● **Actions to take**
a. In the passage on offshore salmon farming in Cook Strait, in which city was the Aquavision conference held?
b. Write the next part of the passage on offshore salmon farming in Cook Strait, picking up after its final sentence.

● **Passage to read**
While its current sites could support 12,000 tonnes a year by 2032, Rosewarne's focus is on a much larger expansion, based in part on the example of Norway, which is seeking to make aquaculture and conventional fishing the country's largest industry as it starts the transition away from the oil and gas production which has made the Nordic country one of the richest in the world.

"Every (Cook Strait-based fish-farming) pen can produce a thousand tonnes, so could we fit 100 pens in there?" he said. "Every pen is about half a surface hectare, so you'd need probably 400 surface hectares - the size of a reasonable-sized land farm.

"But the value that would be produced would be exponentially greater."

Deployment of the first such pens was perhaps up to five years away and would require extensive testing first, he said. Norwegian innovations with submersible, offshore fish-farming are developing more quickly than expected, based on presentations to a large New Zealand contingent that attended last week's biennial global aquaculture conference, Aquavision, in the coastal Norwegian city of Stavanger.

"We'd probably start by putting a pen out there (in Cook Strait) and see what happens, not even put any fish in it, see if we can make it go up and down, see how we go with storms," Rosewarne said. The company would need to find sites in the often rough waters of the strait between the two main islands of New Zealand that offered some shelter, was deep enough to ride out the biggest waves while submerged, and in areas where cold currents were prevalent.

The offshore farming concept gained cautious early endorsement from the head of the Environmental Defence Society's environmental policy group, Raewyn Peart, who also travelled to Norway for the presentations. 

"If we're going to expand salmon farming, or fin-fish farming of that kind, I think the only option is to go offshore," she said in an interview with BusinessDesk. "Marlborough Sounds is full, pretty much. So if we want to expand this industry, and it is certainly in global terms pretty small in New Zealand, we need to look at going offshore.

● **Recorded information**
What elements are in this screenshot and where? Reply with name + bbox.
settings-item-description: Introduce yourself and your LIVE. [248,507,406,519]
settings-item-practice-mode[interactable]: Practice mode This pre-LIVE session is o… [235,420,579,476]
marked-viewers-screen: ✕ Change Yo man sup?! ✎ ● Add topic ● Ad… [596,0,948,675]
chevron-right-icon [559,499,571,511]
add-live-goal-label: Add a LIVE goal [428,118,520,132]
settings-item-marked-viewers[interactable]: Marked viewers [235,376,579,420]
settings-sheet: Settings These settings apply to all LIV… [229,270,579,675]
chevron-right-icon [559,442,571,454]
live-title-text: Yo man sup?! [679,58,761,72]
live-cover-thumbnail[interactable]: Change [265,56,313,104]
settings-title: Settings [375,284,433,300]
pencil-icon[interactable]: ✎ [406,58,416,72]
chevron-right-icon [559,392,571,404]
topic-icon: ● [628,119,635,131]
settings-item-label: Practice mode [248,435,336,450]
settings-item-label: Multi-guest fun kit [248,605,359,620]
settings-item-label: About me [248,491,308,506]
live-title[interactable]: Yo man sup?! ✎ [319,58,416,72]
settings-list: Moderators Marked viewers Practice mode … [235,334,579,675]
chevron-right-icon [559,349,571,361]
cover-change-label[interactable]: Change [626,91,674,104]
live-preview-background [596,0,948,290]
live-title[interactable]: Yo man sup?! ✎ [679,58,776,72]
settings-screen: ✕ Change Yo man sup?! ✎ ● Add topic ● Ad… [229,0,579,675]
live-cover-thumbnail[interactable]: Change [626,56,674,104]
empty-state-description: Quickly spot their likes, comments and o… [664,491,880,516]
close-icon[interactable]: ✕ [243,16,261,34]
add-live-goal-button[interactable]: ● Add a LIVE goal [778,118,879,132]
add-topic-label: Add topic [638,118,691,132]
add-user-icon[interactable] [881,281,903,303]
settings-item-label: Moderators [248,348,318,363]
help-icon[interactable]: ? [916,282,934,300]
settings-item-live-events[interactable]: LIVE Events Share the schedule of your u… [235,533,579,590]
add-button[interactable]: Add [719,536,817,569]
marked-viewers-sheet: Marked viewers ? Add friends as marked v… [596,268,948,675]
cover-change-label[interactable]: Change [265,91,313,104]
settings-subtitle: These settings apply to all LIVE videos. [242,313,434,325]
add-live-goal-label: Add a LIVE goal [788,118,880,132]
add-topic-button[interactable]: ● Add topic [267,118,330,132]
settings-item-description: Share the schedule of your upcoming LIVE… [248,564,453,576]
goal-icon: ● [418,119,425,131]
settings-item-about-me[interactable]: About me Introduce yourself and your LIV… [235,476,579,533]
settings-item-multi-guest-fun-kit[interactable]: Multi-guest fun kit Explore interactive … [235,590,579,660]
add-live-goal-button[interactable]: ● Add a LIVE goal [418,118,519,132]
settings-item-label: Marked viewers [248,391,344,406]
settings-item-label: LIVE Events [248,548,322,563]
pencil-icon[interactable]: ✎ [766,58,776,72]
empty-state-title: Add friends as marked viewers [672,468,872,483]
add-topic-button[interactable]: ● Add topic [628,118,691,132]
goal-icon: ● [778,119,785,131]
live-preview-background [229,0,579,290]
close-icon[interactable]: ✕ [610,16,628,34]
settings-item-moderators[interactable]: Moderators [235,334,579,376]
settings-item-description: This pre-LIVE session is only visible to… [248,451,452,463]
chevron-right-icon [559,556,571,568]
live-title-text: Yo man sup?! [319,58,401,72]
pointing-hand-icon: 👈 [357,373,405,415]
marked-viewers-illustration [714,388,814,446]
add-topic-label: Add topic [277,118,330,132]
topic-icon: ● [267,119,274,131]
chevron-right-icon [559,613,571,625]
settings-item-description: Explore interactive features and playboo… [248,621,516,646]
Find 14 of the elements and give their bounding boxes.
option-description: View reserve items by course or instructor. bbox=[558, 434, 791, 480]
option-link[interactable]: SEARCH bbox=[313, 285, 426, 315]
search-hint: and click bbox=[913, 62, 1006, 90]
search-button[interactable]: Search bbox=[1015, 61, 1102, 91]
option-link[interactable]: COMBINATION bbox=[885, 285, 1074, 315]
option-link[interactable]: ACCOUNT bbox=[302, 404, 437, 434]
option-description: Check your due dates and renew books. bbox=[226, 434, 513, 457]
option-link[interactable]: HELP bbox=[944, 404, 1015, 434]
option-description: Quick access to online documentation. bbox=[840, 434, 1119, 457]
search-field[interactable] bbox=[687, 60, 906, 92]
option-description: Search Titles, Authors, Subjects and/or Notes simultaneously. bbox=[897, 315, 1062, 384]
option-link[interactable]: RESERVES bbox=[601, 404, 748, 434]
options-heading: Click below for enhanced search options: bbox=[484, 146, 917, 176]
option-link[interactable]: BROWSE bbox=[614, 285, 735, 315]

● **Answers by task**
a. Stavanger, Norway

b.
"It clearly deals with the issues of water flow, dispersion (of uneaten food and waste) and benthic (sea-floor) impacts if you're in essentially deep, fast-flowing areas. Of course, we have migratory whale species and resident whale and dolphin species, so there would need to be careful investigation of appropriate sites.

"If we can remove any conflicts out there, there will be far less landscape conflicts because they will be out to sea and presumably you won't be able to see them from shore."

NZKS is particularly focusing on emerging technologies that would allow fish-farms to be submerged, although how the fish would be fed and gain occasional access to oxygen, which salmon require, is still being developed. Large, offshore structures such as ship-sized barges or oil platform-style farms, which were also displayed at last week's conference, are not being pursued for offshore fish-farming in New Zealand by NZKS.

That is because the company has been at the centre of one of the most significant Resource Management Act decisions of recent years, with the Supreme Court's 2014 ruling that protection of 'outstanding landscapes' trumped questions of economic benefit in resource consent applications. The so-called 'King Salmon decision' saw the company granted just three of nine additional sites it had sought in the Marlborough Sounds.

It is now waiting on decisions, stalled under the previous government and now sitting with Fisheries Minister Stuart Nash, on applications to move several of its current installations to deeper locations in the Sounds with stronger water flows.

Peart welcomed statements from Rosewarne that NZKS had no interest in attempting to farm salmon in Fiordland, where Southland local government interests are examining the potential for the industry.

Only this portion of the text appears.